● **Task to carry out**: Collect all the lines that mention the word "Zentrale".

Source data

┄┄┄┄┄┄┄┄┄┄┄┄┄┄┄┄┄┄┄┄

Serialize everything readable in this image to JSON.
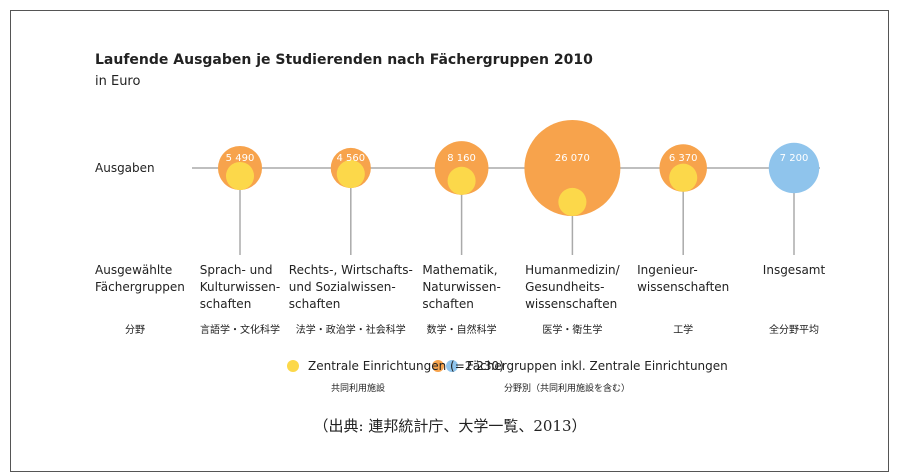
{
  "chart_data": {
    "type": "bubble",
    "title": "Laufende Ausgaben je Studierenden nach Fächergruppen 2010",
    "subtitle": "in Euro",
    "row_labels": [
      "Ausgaben",
      "Ausgewählte\nFächergruppen",
      "分野"
    ],
    "categories": [
      "Sprach- und\nKulturwissen-\nschaften",
      "Rechts-, Wirtschafts-\nund Sozialwissen-\nschaften",
      "Mathematik,\nNaturwissen-\nschaften",
      "Humanmedizin/\nGesundheits-\nwissenschaften",
      "Ingenieur-\nwissenschaften",
      "Insgesamt"
    ],
    "categories_ja": [
      "言語学・文化科学",
      "法学・政治学・社会科学",
      "数学・自然科学",
      "医学・衛生学",
      "工学",
      "全分野平均"
    ],
    "series": [
      {
        "name": "Fächergruppen inkl. Zentrale Einrichtungen",
        "name_ja": "分野別（共同利用施設を含む）",
        "colors": [
          "#f7a34c",
          "#f7a34c",
          "#f7a34c",
          "#f7a34c",
          "#f7a34c",
          "#8fc4ec"
        ],
        "values": [
          5490,
          4560,
          8160,
          26070,
          6370,
          7200
        ],
        "value_labels": [
          "5 490",
          "4 560",
          "8 160",
          "26 070",
          "6 370",
          "7 200"
        ]
      },
      {
        "name": "Zentrale Einrichtungen (=2 230)",
        "name_ja": "共同利用施設",
        "color": "#fcd84a",
        "values": [
          2230,
          2230,
          2230,
          2230,
          2230,
          null
        ]
      }
    ],
    "source": "（出典: 連邦統計庁、大学一覧、2013）"
  }
}
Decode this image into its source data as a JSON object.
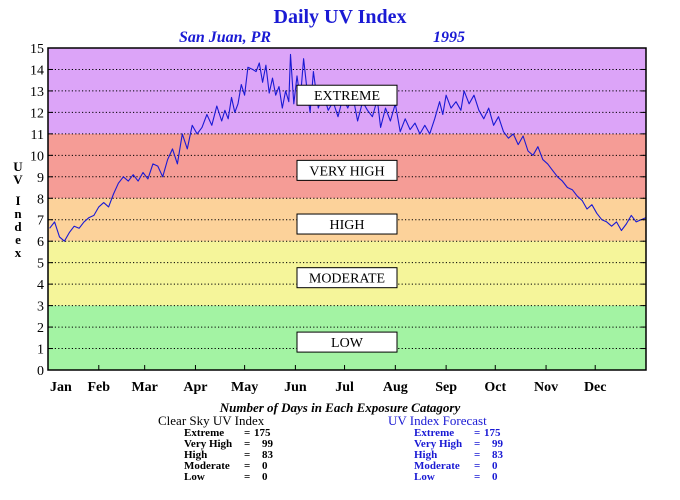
{
  "chart_data": {
    "type": "line",
    "title": "Daily UV Index",
    "subtitle_location": "San Juan, PR",
    "subtitle_year": "1995",
    "ylabel": "UV Index",
    "ylim": [
      0,
      15
    ],
    "yticks": [
      "0",
      "1",
      "2",
      "3",
      "4",
      "5",
      "6",
      "7",
      "8",
      "9",
      "10",
      "11",
      "12",
      "13",
      "14",
      "15"
    ],
    "xlim": [
      0,
      365
    ],
    "month_labels": [
      "Jan",
      "Feb",
      "Mar",
      "Apr",
      "May",
      "Jun",
      "Jul",
      "Aug",
      "Sep",
      "Oct",
      "Nov",
      "Dec"
    ],
    "month_starts": [
      1,
      32,
      60,
      91,
      121,
      152,
      182,
      213,
      244,
      274,
      305,
      335
    ],
    "grid": true,
    "bands": [
      {
        "label": "LOW",
        "from": 0,
        "to": 3,
        "color": "#a3f3a3"
      },
      {
        "label": "MODERATE",
        "from": 3,
        "to": 6,
        "color": "#f5f59a"
      },
      {
        "label": "HIGH",
        "from": 6,
        "to": 8,
        "color": "#fcd29a"
      },
      {
        "label": "VERY HIGH",
        "from": 8,
        "to": 11,
        "color": "#f59c96"
      },
      {
        "label": "EXTREME",
        "from": 11,
        "to": 15,
        "color": "#dca4f8"
      }
    ],
    "band_label_values": [
      12.8,
      9.3,
      6.8,
      4.3,
      1.3
    ],
    "series": [
      {
        "color": "#1a1ad4",
        "points": [
          [
            1,
            6.6
          ],
          [
            4,
            6.9
          ],
          [
            7,
            6.2
          ],
          [
            10,
            6.0
          ],
          [
            13,
            6.4
          ],
          [
            16,
            6.7
          ],
          [
            19,
            6.6
          ],
          [
            22,
            6.9
          ],
          [
            25,
            7.1
          ],
          [
            28,
            7.2
          ],
          [
            31,
            7.6
          ],
          [
            34,
            7.8
          ],
          [
            37,
            7.6
          ],
          [
            40,
            8.2
          ],
          [
            43,
            8.7
          ],
          [
            46,
            9.0
          ],
          [
            49,
            8.8
          ],
          [
            52,
            9.1
          ],
          [
            55,
            8.8
          ],
          [
            58,
            9.2
          ],
          [
            61,
            8.9
          ],
          [
            64,
            9.6
          ],
          [
            67,
            9.5
          ],
          [
            70,
            9.0
          ],
          [
            73,
            9.8
          ],
          [
            76,
            10.3
          ],
          [
            79,
            9.6
          ],
          [
            82,
            11.0
          ],
          [
            85,
            10.3
          ],
          [
            88,
            11.4
          ],
          [
            91,
            11.0
          ],
          [
            94,
            11.3
          ],
          [
            97,
            11.9
          ],
          [
            100,
            11.4
          ],
          [
            103,
            12.3
          ],
          [
            106,
            11.6
          ],
          [
            108,
            12.1
          ],
          [
            110,
            11.7
          ],
          [
            112,
            12.7
          ],
          [
            114,
            12.0
          ],
          [
            116,
            12.4
          ],
          [
            118,
            13.3
          ],
          [
            120,
            12.8
          ],
          [
            122,
            14.1
          ],
          [
            125,
            14.0
          ],
          [
            127,
            13.9
          ],
          [
            129,
            14.3
          ],
          [
            131,
            13.4
          ],
          [
            133,
            14.2
          ],
          [
            135,
            12.9
          ],
          [
            137,
            13.6
          ],
          [
            139,
            12.8
          ],
          [
            141,
            13.2
          ],
          [
            143,
            12.2
          ],
          [
            145,
            13.0
          ],
          [
            147,
            12.5
          ],
          [
            148,
            14.7
          ],
          [
            150,
            12.4
          ],
          [
            152,
            13.7
          ],
          [
            154,
            12.6
          ],
          [
            156,
            14.5
          ],
          [
            158,
            13.1
          ],
          [
            160,
            12.0
          ],
          [
            162,
            13.9
          ],
          [
            165,
            12.2
          ],
          [
            168,
            12.9
          ],
          [
            171,
            12.1
          ],
          [
            174,
            12.5
          ],
          [
            177,
            11.8
          ],
          [
            180,
            12.7
          ],
          [
            183,
            12.2
          ],
          [
            186,
            12.8
          ],
          [
            189,
            11.6
          ],
          [
            192,
            12.5
          ],
          [
            195,
            12.1
          ],
          [
            198,
            11.8
          ],
          [
            201,
            12.6
          ],
          [
            203,
            11.3
          ],
          [
            206,
            12.2
          ],
          [
            209,
            11.6
          ],
          [
            212,
            12.4
          ],
          [
            215,
            11.1
          ],
          [
            218,
            11.7
          ],
          [
            221,
            11.2
          ],
          [
            224,
            11.5
          ],
          [
            227,
            11.0
          ],
          [
            230,
            11.4
          ],
          [
            233,
            11.0
          ],
          [
            236,
            11.7
          ],
          [
            239,
            12.5
          ],
          [
            241,
            11.9
          ],
          [
            243,
            12.8
          ],
          [
            246,
            12.2
          ],
          [
            249,
            12.5
          ],
          [
            252,
            12.1
          ],
          [
            254,
            13.0
          ],
          [
            257,
            12.4
          ],
          [
            260,
            12.8
          ],
          [
            263,
            12.1
          ],
          [
            266,
            11.7
          ],
          [
            269,
            12.2
          ],
          [
            272,
            11.4
          ],
          [
            275,
            11.8
          ],
          [
            278,
            11.1
          ],
          [
            281,
            10.8
          ],
          [
            284,
            11.0
          ],
          [
            287,
            10.5
          ],
          [
            290,
            10.9
          ],
          [
            293,
            10.2
          ],
          [
            296,
            10.0
          ],
          [
            299,
            10.4
          ],
          [
            302,
            9.8
          ],
          [
            305,
            9.6
          ],
          [
            308,
            9.3
          ],
          [
            311,
            9.0
          ],
          [
            314,
            8.8
          ],
          [
            317,
            8.5
          ],
          [
            320,
            8.4
          ],
          [
            323,
            8.1
          ],
          [
            326,
            7.9
          ],
          [
            329,
            7.5
          ],
          [
            332,
            7.7
          ],
          [
            335,
            7.3
          ],
          [
            338,
            7.0
          ],
          [
            341,
            6.9
          ],
          [
            344,
            6.7
          ],
          [
            347,
            6.9
          ],
          [
            350,
            6.5
          ],
          [
            353,
            6.8
          ],
          [
            356,
            7.2
          ],
          [
            359,
            6.9
          ],
          [
            362,
            7.0
          ],
          [
            365,
            7.1
          ]
        ]
      }
    ]
  },
  "summary": {
    "title": "Number of Days in Each Exposure Catagory",
    "clear_sky": {
      "heading": "Clear Sky UV Index",
      "rows": [
        {
          "label": "Extreme",
          "eq": "=",
          "value": "175"
        },
        {
          "label": "Very High",
          "eq": "=",
          "value": "99"
        },
        {
          "label": "High",
          "eq": "=",
          "value": "83"
        },
        {
          "label": "Moderate",
          "eq": "=",
          "value": "0"
        },
        {
          "label": "Low",
          "eq": "=",
          "value": "0"
        }
      ]
    },
    "forecast": {
      "heading": "UV Index Forecast",
      "rows": [
        {
          "label": "Extreme",
          "eq": "=",
          "value": "175"
        },
        {
          "label": "Very High",
          "eq": "=",
          "value": "99"
        },
        {
          "label": "High",
          "eq": "=",
          "value": "83"
        },
        {
          "label": "Moderate",
          "eq": "=",
          "value": "0"
        },
        {
          "label": "Low",
          "eq": "=",
          "value": "0"
        }
      ]
    }
  }
}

┄┄┄┄┄┄┄┄┄┄┄┄┄┄┄┄┄┄┄┄

● **Response**:
        "name": "Fächergruppen inkl. Zentrale Einrichtungen",
        "name": "Zentrale Einrichtungen (=2 230)",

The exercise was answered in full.